• [WHAT YOU SHOULD DO] State the number of lines that include the string "screenshot", and write nothing else.

(Dataset entries on figures)
"""
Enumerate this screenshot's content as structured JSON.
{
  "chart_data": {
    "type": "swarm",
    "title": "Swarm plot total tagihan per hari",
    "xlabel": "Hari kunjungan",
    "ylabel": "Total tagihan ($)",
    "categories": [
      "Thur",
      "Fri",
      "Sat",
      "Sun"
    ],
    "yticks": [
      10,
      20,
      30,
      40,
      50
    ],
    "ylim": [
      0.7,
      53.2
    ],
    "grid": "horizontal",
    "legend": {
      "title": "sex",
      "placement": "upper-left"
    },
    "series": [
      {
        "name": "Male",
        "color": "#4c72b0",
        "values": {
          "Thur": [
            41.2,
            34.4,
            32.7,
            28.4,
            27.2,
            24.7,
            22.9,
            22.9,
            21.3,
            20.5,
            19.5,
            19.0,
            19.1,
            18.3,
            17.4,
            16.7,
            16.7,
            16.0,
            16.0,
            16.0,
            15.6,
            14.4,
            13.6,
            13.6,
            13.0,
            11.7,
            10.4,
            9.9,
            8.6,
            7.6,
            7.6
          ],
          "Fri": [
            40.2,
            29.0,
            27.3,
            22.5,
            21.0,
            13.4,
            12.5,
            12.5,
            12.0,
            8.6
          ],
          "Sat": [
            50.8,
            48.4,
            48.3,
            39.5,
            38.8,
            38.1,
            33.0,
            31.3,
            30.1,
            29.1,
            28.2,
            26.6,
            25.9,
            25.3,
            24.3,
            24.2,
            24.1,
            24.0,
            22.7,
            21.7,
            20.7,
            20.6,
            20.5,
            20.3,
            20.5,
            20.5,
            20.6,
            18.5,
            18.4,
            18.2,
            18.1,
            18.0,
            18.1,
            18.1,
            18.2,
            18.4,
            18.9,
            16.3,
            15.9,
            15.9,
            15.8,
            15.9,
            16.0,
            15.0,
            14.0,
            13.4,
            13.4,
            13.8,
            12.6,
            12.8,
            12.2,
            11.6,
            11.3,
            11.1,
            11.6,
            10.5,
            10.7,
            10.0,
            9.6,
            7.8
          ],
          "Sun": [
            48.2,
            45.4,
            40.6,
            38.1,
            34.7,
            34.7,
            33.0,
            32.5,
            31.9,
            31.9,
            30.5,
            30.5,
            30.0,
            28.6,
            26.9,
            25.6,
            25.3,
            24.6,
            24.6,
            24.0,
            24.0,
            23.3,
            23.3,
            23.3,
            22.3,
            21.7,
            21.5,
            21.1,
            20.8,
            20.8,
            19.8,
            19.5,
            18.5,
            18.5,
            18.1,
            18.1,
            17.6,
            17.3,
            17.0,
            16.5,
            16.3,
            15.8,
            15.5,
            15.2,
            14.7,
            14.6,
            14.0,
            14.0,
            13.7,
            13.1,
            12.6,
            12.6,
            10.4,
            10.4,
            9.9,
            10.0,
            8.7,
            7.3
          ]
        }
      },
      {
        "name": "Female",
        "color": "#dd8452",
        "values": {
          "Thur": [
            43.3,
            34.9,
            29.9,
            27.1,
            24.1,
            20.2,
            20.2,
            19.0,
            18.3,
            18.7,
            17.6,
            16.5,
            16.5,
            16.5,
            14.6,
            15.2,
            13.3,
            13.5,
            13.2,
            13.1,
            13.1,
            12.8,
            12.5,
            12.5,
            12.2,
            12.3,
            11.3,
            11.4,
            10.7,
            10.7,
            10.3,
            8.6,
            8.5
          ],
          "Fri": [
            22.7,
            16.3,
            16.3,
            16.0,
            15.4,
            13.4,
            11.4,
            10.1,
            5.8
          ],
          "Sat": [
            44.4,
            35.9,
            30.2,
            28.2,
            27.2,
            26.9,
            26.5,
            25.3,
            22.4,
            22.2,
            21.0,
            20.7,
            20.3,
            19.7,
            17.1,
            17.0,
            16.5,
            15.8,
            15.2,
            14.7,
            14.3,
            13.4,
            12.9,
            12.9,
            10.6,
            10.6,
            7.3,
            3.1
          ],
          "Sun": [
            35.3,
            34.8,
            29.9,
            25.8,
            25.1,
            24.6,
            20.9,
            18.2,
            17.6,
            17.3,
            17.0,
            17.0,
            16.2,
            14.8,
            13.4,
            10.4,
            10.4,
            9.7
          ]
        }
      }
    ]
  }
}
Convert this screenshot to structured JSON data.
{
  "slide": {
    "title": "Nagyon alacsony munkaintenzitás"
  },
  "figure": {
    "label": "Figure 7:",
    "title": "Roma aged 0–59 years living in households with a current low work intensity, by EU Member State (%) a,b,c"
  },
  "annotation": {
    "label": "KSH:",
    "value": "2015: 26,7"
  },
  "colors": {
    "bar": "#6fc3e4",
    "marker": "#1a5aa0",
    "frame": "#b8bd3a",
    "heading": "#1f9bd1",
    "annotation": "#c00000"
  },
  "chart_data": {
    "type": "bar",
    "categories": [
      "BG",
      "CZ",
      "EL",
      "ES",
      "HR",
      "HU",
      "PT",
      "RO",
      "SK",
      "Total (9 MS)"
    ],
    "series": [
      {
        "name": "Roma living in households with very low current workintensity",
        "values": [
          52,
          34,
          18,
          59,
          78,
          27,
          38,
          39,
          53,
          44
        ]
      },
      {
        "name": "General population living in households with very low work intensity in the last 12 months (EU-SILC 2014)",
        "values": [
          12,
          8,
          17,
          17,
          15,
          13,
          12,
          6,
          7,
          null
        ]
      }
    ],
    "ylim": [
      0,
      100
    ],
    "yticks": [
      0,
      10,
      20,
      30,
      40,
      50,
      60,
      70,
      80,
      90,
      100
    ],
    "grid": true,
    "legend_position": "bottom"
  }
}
"""
• [SOLVED EXERCISE] 2